What the task asks: Write every record out again exactly as given.

Supplied material:
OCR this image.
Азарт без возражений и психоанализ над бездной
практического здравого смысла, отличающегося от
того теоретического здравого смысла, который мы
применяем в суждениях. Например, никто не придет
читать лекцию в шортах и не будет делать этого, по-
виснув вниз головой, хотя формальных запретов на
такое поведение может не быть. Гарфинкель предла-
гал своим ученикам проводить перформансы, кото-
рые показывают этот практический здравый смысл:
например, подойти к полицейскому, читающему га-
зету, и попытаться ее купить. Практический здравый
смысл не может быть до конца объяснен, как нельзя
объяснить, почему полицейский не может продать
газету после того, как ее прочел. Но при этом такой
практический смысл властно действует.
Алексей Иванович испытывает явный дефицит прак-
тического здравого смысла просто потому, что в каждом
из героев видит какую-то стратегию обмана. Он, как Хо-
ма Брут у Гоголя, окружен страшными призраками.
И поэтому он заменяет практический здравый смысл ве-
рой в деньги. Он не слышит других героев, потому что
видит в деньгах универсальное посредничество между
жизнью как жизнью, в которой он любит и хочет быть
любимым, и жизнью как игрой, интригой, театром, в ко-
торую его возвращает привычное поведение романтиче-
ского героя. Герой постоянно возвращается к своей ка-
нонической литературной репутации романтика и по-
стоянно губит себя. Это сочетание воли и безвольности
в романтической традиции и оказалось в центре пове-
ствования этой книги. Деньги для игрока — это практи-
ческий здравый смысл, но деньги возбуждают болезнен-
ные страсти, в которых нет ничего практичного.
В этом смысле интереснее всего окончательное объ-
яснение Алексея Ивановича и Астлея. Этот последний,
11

Result for this task:
OCR this image.
Азарт без возражений и психоанализ над бездной
практического здравого смысла, отличающегося от
того теоретического здравого смысла, который мы
применяем в суждениях. Например, никто не придет
читать лекцию в шортах и не будет делать этого, по-
виснув вниз головой, хотя формальных запретов на
такое поведение может не быть. Гарфинкель предла-
гал своим ученикам проводить перформансы, кото-
рые показывают этот практический здравый смысл:
например, подойти к полицейскому, читающему га-
зету, и попытаться ее купить. Практический здравый
смысл не может быть до конца объяснен, как нельзя
объяснить, почему полицейский не может продать
газету после того, как ее прочел. Но при этом такой
практический смысл властно действует.
Алексей Иванович испытывает явный дефицит прак-
тического здравого смысла просто потому, что в каждом
из героев видит какую-то стратегию обмана. Он, как Хо-
ма Брут у Гоголя, окружен страшными призраками.
И поэтому он заменяет практический здравый смысл ве-
рой в деньги. Он не слышит других героев, потому что
видит в деньгах универсальное посредничество между
жизнью как жизнью, в которой он любит и хочет быть
любимым, и жизнью как игрой, интригой, театром, в ко-
торую его возвращает привычное поведение романтиче-
ского героя. Герой постоянно возвращается к своей ка-
нонической литературной репутации романтика и по-
стоянно губит себя. Это сочетание воли и безвольности
в романтической традиции и оказалось в центре пове-
ствования этой книги. Деньги для игрока — это практи-
ческий здравый смысл, но деньги возбуждают болезнен-
ные страсти, в которых нет ничего практичного.
В этом смысле интереснее всего окончательное объ-
яснение Алексея Ивановича и Астлея. Этот последний,
11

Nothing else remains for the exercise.